• **WHAT THE TASK ASKS**: From the entries that follow, pick out all lines holding "κατὰ".

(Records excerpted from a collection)
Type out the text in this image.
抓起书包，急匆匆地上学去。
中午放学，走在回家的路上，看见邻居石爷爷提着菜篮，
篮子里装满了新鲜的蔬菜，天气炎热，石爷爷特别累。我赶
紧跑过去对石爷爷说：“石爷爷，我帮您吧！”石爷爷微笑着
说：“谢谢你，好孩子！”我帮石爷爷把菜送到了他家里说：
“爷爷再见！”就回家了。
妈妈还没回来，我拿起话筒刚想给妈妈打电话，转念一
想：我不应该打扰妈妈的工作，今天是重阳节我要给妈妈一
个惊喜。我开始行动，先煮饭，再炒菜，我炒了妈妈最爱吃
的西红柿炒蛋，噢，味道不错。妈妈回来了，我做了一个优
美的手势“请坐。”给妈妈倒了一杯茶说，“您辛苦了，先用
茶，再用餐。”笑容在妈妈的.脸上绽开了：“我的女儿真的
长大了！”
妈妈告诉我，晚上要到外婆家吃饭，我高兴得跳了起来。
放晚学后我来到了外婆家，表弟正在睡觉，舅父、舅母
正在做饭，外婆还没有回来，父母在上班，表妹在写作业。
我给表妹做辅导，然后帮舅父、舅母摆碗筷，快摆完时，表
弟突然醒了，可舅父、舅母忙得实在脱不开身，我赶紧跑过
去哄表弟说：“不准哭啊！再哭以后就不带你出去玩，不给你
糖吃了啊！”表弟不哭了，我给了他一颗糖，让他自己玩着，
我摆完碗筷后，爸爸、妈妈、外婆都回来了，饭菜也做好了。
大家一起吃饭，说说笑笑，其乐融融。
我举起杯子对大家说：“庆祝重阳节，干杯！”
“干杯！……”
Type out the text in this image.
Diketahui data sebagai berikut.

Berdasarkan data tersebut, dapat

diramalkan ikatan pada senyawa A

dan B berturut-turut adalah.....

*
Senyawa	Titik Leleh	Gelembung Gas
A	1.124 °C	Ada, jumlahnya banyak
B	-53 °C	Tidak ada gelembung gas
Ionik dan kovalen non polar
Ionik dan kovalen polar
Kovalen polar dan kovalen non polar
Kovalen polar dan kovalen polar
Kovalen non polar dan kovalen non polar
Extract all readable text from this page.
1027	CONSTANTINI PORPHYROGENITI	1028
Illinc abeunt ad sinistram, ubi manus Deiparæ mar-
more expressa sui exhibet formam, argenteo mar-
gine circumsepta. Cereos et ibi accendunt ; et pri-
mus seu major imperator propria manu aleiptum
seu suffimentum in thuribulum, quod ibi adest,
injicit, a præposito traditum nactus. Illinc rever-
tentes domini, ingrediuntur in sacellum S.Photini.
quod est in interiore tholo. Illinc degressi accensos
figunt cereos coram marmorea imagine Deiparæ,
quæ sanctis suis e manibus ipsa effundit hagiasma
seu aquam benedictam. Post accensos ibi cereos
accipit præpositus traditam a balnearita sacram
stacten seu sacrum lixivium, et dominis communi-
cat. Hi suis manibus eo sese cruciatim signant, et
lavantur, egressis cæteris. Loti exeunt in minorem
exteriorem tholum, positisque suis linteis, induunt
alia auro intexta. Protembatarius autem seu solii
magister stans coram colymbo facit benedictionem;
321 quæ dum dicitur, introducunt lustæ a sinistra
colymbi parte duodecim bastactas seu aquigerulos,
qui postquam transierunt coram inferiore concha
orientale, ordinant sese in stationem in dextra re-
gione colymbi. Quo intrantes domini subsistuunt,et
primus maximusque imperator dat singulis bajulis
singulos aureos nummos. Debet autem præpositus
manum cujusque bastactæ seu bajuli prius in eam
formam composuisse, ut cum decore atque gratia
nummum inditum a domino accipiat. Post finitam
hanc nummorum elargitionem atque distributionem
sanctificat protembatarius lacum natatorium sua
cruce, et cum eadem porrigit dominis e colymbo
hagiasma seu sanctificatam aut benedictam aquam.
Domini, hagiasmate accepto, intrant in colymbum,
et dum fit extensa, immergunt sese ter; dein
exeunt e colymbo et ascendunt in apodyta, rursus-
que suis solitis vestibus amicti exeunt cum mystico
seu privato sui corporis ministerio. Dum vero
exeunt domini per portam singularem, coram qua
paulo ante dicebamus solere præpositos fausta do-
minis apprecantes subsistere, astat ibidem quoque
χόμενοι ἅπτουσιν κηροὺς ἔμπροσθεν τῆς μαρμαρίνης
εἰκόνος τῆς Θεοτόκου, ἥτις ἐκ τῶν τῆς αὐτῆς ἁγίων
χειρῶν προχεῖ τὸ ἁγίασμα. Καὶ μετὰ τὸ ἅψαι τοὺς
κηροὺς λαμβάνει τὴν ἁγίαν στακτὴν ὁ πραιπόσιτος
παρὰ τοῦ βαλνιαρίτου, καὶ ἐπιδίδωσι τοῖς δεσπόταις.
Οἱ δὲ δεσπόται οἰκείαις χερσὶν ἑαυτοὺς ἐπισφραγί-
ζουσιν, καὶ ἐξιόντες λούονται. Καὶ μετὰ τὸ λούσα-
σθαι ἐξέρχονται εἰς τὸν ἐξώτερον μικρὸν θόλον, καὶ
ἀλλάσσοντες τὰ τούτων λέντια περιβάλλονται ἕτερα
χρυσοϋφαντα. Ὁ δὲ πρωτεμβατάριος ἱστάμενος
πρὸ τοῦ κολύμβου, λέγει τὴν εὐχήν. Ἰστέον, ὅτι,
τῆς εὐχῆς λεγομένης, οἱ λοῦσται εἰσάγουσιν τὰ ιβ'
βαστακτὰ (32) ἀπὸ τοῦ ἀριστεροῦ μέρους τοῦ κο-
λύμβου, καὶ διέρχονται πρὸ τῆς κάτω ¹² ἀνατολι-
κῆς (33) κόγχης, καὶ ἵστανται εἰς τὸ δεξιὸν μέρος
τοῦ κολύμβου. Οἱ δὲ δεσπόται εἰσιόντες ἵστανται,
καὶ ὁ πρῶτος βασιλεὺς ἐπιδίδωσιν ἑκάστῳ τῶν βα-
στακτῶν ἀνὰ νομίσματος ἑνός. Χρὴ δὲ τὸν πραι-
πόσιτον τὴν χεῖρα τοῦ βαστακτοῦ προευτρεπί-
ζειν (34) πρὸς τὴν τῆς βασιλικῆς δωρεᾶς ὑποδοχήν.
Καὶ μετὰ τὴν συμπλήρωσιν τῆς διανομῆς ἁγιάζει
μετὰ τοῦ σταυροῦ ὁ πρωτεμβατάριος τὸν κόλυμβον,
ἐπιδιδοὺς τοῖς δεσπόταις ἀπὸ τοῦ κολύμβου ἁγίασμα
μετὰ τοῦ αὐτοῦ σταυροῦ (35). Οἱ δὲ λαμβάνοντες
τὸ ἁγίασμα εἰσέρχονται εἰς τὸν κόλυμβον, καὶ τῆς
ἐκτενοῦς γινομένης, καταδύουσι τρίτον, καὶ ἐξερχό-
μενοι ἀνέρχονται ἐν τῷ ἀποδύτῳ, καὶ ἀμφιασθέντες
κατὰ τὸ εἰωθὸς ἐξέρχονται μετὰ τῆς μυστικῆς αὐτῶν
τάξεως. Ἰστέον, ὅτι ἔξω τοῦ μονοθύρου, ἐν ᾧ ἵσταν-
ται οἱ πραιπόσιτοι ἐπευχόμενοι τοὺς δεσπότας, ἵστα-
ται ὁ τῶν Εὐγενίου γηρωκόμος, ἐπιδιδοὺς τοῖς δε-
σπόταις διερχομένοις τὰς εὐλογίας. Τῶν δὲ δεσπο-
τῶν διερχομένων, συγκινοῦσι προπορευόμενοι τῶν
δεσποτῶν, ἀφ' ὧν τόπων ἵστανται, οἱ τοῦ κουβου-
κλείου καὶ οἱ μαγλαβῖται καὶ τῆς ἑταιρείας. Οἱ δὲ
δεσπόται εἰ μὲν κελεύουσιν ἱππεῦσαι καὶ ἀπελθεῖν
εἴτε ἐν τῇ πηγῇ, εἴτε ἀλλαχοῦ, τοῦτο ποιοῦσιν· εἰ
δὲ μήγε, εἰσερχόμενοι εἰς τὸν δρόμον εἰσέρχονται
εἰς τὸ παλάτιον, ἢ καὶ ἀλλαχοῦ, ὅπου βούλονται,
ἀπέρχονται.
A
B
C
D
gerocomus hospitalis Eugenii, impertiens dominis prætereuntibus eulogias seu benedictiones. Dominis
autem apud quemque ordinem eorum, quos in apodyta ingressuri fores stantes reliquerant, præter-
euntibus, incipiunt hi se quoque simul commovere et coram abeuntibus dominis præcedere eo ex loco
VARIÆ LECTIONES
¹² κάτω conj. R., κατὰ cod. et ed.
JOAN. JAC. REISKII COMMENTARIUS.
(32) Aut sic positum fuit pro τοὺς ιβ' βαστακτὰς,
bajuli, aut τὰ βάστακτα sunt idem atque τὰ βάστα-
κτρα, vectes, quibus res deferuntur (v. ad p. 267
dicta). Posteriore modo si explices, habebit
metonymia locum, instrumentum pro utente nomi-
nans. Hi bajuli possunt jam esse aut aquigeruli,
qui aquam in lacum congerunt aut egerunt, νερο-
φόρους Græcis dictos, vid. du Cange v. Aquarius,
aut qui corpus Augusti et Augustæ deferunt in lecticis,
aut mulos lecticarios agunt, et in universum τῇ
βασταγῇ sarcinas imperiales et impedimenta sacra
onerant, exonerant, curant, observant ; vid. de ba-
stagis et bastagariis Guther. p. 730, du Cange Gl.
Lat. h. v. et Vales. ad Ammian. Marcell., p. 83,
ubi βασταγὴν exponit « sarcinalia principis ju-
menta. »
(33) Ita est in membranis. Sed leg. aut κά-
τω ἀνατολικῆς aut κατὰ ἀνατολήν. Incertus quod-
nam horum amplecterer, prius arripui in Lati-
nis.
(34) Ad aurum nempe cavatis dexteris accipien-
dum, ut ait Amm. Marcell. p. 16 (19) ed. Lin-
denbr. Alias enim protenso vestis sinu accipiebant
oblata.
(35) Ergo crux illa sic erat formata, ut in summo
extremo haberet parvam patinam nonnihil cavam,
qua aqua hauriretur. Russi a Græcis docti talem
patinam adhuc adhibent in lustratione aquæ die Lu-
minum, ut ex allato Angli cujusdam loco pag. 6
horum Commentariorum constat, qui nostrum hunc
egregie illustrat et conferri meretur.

• **SOLVED PROBLEM**:
κατὰ τὸ εἰωθὸς ἐξέρχονται μετὰ τῆς μυστικῆς αὐτῶν
¹² κάτω conj. R., κατὰ cod. et ed.
τω ἀνατολικῆς aut κατὰ ἀνατολήν. Incertus quod-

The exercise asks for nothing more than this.